**Activity 1:**
In the Cowboy Bebop recap, what instrument does Wen play?
**Activity 2:**
List every character from the show who is named in the Cowboy Bebop recap.
**Activity 3:**
Write the next part of the Cowboy Bebop recap, picking up after its final sentence.

**Given text:**
◆ ◆ ◆ ◆

Saturday, January 21, 2012

The Whole Damn Thing--COWBOY BEBOP #2

Hi amigos! All 300,000 bounty hunters in the solar system, how y'all doin'? It's now time for Big Sh--oooh, almost got too caught up in the bit. This is Witless Prattle's continuing coverage of the entirety of Cowboy Bebop, because you demanded it. Both of you. This week, we continue on, and imagine my surprise when I was watching these and taking notes that damn near every single episode pivots on the themes of "time" (don't worry--there are plenty of eye motifs also) I don't know if it was intentional, but it runs right through all five of them, and that's good, as it gives us something to talk about.

So let's get right down to the heart of this thing.

"A baby hipster--very cool!"

I'm sure Spike's odd little flashback wherein he apparently got an artificial eye will in no way shape or form really ever be germane to anything, will it? This whole episode seems like yet another "The Bebop crew gets roped into some weird plot that has a bounty attached to it and solve the immediate problem, but fail to collect the bounty" thing, but damn if it isn't positively drenched in foreshadowing from the first scene on.

Spike and Jet are taking in the music of a kid named Wen, who has an amazing facility with the harmonica, specifically in the realm of blues. Jet's into it, as he's been singing the blues since the day he was born, so he says (and given what we see of Jet's past, that may not be much of an exaggeration) They're also trying to take down a bounty of course, but that goes pear-shaped, as usual, as they get wrapped in old business that is intimately tied into some of the backstory of the Cowboy Bebop universe.

You see, about 80 years before the show began, they fired up the first hyperspace gate and blew up the moon, creating a constant shower of debris that rain down on Earth without fail and also, for reasons even Jet has trouble wrapping his head around, "froze" Wen as a young boy. Worse still, he can't die, and he's turned into a bit of a nutcase.

Meanwhile, Faye makes a point to Ein about how women need to be pampered whilst wolfing down a can of dog food. You may feel free to apply your own reading of that scene here.

Jet later tells her that "Betrayal comes easy to women, but men live by iron codes of honor." Faye asks him if he really believes that and Jet says he's trying to. This scene means little for this episode, but it's as revelatory about Jet as it gets, and we're not gonna long wait to see that.

Wen is a very literal metaphor for time and how messed up you get if you're "stuck" in one point in time. Recall that Vicious was caught up in the past and kept dealing in ways that just weren't right anymore, and in not dissimilar ways, Wen is also caught in a destructive pattern, where he can't die, and he's lived way too long, and he's gotten a bit indifferent to anyone but himself.

To his credit, spike shoots him in the head. It doesn't take alas, and Wen already shot him in the arm, which leads to a scene where Jet's patching him up and spike apologises . . .but for what we're encouraged to speculate.

The guy who got Spike and co. roped up in this mess, a man named Giraffe (who was trying to save his friend Zebra--neither black nor white, as the plot of this episode is") has a ring with a very special stone, a stone that can return time to Wen.

◆ ◆ ◆ ◆

**Records provided:**
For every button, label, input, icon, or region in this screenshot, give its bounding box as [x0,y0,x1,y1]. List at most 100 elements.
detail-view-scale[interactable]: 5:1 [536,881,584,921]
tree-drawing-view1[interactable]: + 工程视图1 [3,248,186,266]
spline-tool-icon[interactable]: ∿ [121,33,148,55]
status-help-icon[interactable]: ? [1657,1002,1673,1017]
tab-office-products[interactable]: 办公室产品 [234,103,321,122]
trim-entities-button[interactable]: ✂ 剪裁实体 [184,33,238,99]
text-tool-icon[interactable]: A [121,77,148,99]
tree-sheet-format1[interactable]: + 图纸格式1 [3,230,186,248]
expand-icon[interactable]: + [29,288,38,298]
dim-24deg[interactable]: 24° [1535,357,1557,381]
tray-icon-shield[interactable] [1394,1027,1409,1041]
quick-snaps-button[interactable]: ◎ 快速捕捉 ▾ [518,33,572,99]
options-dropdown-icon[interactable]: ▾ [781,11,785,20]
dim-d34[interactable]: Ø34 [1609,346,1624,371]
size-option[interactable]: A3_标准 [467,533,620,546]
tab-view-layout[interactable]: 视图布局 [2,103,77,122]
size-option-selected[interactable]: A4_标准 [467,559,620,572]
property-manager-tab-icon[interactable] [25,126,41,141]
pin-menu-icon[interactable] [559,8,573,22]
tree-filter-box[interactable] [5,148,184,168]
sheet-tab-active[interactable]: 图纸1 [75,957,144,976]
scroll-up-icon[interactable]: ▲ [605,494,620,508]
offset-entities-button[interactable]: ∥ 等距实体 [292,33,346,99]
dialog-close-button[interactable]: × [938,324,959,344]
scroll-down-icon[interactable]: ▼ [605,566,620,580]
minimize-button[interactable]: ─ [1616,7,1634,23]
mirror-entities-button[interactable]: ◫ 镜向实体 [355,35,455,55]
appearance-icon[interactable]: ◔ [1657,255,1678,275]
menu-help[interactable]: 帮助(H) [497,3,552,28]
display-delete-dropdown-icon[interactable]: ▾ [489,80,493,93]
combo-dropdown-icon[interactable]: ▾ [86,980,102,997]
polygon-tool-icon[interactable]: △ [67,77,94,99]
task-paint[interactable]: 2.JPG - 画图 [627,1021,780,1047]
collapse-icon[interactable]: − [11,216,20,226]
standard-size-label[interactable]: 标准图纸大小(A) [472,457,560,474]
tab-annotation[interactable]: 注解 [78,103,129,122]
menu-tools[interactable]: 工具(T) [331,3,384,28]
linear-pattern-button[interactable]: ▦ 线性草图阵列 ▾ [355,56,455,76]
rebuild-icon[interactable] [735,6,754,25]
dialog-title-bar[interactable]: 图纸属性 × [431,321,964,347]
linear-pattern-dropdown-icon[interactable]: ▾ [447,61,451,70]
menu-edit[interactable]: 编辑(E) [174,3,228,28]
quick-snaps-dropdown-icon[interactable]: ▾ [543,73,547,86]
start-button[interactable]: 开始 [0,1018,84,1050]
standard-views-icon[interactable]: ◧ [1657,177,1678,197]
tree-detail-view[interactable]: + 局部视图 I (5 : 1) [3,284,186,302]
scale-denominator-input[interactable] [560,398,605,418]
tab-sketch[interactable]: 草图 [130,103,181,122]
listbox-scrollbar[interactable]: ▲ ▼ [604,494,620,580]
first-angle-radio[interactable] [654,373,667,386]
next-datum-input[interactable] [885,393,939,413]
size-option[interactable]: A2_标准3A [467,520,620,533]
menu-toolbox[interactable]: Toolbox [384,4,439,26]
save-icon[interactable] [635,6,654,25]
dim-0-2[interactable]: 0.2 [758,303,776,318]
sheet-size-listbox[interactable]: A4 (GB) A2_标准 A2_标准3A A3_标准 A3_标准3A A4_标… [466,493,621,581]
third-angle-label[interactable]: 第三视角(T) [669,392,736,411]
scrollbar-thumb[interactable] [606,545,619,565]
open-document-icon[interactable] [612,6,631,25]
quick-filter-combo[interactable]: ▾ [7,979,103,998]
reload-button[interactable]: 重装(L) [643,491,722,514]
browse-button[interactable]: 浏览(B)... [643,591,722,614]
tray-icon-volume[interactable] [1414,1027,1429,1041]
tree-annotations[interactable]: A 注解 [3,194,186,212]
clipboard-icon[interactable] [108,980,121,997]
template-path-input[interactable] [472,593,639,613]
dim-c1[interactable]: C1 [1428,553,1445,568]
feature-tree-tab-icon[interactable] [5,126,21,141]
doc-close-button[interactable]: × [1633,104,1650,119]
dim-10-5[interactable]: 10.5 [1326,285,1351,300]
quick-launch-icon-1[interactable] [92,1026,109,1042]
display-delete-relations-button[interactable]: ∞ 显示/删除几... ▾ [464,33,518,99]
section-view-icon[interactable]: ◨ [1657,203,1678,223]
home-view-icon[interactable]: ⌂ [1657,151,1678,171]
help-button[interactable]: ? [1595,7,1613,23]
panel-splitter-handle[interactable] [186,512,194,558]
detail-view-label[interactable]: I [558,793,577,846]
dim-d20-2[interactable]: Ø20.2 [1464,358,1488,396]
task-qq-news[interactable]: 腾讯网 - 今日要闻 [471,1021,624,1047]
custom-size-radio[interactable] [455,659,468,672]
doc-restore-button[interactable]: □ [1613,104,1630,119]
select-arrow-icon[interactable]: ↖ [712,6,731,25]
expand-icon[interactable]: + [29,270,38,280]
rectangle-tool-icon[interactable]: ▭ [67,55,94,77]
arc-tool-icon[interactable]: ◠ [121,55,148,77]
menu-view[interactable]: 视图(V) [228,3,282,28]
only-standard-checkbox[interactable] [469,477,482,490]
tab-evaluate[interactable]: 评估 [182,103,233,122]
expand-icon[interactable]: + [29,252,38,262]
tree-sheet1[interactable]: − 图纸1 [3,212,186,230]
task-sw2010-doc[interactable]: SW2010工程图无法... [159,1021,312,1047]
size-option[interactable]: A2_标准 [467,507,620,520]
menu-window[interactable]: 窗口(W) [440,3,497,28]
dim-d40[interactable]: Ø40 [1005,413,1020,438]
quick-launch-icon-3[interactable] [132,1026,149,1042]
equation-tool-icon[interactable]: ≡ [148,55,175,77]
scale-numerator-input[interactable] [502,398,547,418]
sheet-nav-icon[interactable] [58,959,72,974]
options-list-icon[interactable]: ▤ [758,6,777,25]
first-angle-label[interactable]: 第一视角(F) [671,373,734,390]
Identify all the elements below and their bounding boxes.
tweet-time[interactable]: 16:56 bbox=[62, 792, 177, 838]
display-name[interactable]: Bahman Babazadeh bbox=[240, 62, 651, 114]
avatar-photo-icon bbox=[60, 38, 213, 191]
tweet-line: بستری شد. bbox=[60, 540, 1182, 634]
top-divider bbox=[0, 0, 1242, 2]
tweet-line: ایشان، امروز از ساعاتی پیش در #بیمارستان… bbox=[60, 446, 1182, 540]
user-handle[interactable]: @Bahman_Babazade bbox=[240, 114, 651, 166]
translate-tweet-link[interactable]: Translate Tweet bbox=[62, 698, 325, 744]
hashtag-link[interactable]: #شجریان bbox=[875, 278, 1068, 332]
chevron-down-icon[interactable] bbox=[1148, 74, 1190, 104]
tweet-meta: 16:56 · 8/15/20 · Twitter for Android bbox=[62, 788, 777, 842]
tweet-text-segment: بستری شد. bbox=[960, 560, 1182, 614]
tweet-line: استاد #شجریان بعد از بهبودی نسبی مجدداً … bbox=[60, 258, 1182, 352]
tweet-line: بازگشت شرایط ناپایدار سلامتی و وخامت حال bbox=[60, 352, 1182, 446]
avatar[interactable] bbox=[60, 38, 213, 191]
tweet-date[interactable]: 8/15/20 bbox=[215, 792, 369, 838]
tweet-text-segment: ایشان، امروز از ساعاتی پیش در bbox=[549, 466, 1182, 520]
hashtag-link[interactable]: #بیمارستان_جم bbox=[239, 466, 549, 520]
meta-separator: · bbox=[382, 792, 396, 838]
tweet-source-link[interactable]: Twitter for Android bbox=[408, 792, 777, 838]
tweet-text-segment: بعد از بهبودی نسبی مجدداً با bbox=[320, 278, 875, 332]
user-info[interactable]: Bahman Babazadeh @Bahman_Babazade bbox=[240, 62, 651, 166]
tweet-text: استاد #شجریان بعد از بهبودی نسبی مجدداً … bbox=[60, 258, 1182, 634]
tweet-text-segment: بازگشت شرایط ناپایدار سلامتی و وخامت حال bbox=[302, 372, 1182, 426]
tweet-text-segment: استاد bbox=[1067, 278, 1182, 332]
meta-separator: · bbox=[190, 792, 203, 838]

◆ ◆ ◆ ◆

**Answer space 1:**
The harmonica.

**Answer space 2:**
Spike, Jet, Wen, Faye, Ein, Vicious, Giraffe, Zebra

**Answer space 3:**
There are about a dozen ways in which to do this, but Spike knows what makes good drama, and gets one single bullet made and tags Wen in the head, and just so we tie in the whole "devil child" motif that's run through the whole episode, there's a big fire roaring around them when he does so.

Fortunately it works and Wen goes all Indiana Jones and the Last Crusade on us, whispering to Spike that he feels "heavy" and yet at peace (this will be contrasted later with the final song in the show. . .I did say this was layered with foreshadowing) and Spike flips Wen's harmonica up in the air and shoots it with his finger whispering "bang."

Ah, that's odd. Oh well, I'm sure it won't be important later.

This episode is not that bad, really, but works much better if you've already seen the series once. If you haven't, then it's a passable mystery with a few good hooks and a very grim noirish style to it that really keeps the episode moving along. It's nothing that hasn't been done before, but . . .well, that's not really the point.

"It's called heavy metal. It's quite soothing."

First things first: This song is rad as all hell:

"Heavy Metal Queen" is all about how a space trucker named V.T. is all sorts of awesome. She can kick ass with the best of them (In this case Spike, running a few gears lower this time because he's got a vicious hangover) and can pilot a space truck through a collapsing asteroid. He name means "victory dance" (sorta) for Christ's sake.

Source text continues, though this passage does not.